> Given exercise: Find every line in the records below that holds the word "Cintron" and copy it.

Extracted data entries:
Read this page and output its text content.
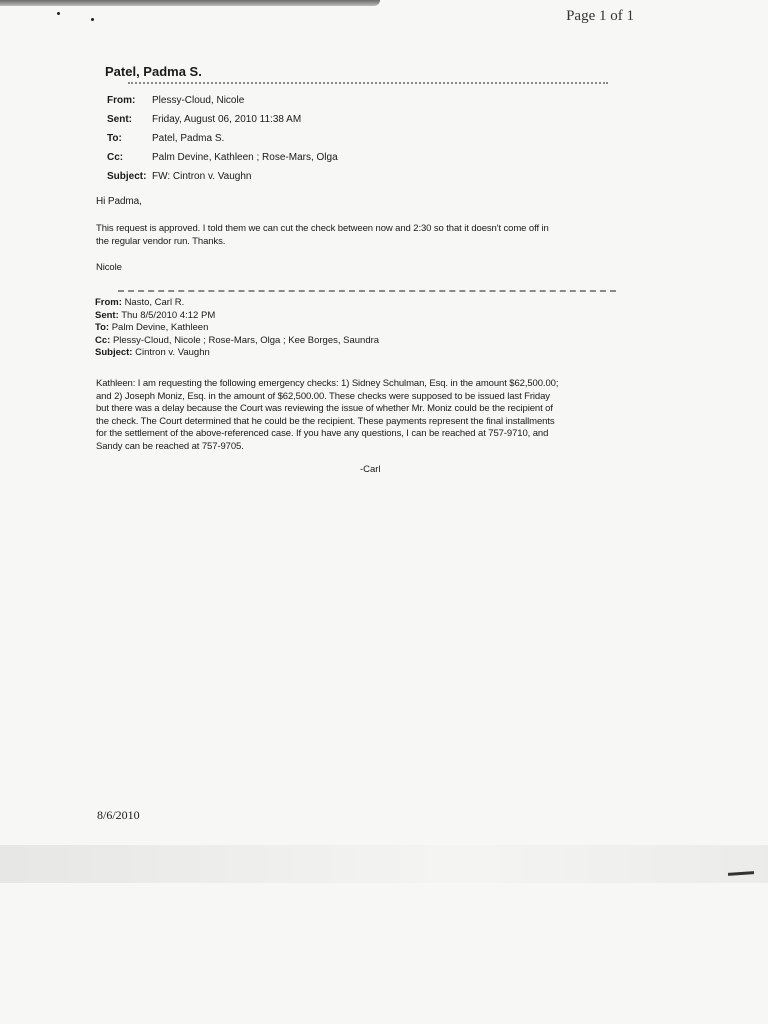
Page 1 of 1
Patel, Padma S.
From:	Plessy-Cloud, Nicole
Sent:	Friday, August 06, 2010 11:38 AM
To:	Patel, Padma S.
Cc:	Palm Devine, Kathleen ; Rose-Mars, Olga
Subject: FW: Cintron v. Vaughn
Hi Padma,
This request is approved. I told them we can cut the check between now and 2:30 so that it doesn't come off in
the regular vendor run. Thanks.
Nicole
From: Nasto, Carl R.
Sent: Thu 8/5/2010 4:12 PM
To: Palm Devine, Kathleen
Cc: Plessy-Cloud, Nicole ; Rose-Mars, Olga ; Kee Borges, Saundra
Subject: Cintron v. Vaughn
Kathleen: I am requesting the following emergency checks: 1) Sidney Schulman, Esq. in the amount $62,500.00;
and 2) Joseph Moniz, Esq. in the amount of $62,500.00. These checks were supposed to be issued last Friday
but there was a delay because the Court was reviewing the issue of whether Mr. Moniz could be the recipient of
the check. The Court determined that he could be the recipient. These payments represent the final installments
for the settlement of the above-referenced case. If you have any questions, I can be reached at 757-9710, and
Sandy can be reached at 757-9705.
-Carl
8/6/2010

> Response to this exercise:
Subject: FW: Cintron v. Vaughn
Subject: Cintron v. Vaughn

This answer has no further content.